- **CHALLENGE**
Collect each line of the entries that holds the string "three".

(Source records)
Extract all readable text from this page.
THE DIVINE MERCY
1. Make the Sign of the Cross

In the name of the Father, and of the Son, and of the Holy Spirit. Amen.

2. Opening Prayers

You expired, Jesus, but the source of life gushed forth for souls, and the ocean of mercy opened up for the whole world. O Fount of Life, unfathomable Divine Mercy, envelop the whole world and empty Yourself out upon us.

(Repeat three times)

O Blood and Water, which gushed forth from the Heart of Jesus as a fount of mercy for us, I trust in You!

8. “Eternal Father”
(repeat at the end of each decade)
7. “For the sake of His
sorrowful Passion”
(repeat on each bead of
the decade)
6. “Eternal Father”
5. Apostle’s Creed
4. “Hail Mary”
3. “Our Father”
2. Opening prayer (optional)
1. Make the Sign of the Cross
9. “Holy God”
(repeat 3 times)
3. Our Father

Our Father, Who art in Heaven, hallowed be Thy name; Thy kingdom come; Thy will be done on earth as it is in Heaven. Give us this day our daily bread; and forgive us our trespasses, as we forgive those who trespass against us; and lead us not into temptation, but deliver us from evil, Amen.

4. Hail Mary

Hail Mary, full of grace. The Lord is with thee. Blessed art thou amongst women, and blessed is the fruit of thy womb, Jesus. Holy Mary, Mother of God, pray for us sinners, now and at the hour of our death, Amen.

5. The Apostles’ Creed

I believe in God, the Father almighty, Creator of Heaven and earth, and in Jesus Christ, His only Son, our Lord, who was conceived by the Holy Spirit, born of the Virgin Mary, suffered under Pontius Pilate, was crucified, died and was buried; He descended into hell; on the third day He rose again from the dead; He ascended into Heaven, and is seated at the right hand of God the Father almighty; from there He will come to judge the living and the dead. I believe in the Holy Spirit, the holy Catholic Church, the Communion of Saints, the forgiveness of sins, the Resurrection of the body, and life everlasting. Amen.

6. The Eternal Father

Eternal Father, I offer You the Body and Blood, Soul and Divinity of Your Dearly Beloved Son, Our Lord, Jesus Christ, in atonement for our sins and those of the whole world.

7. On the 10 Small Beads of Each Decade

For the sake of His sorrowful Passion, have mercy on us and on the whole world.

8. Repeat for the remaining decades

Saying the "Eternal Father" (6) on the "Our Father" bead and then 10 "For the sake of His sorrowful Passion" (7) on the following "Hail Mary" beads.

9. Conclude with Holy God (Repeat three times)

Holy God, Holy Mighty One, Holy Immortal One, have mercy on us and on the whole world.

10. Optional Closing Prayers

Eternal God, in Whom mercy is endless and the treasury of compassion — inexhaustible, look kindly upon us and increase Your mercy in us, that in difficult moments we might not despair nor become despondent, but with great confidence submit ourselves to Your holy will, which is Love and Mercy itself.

- **ANSWER TO THE TASK**
(Repeat three times)
9. Conclude with Holy God (Repeat three times)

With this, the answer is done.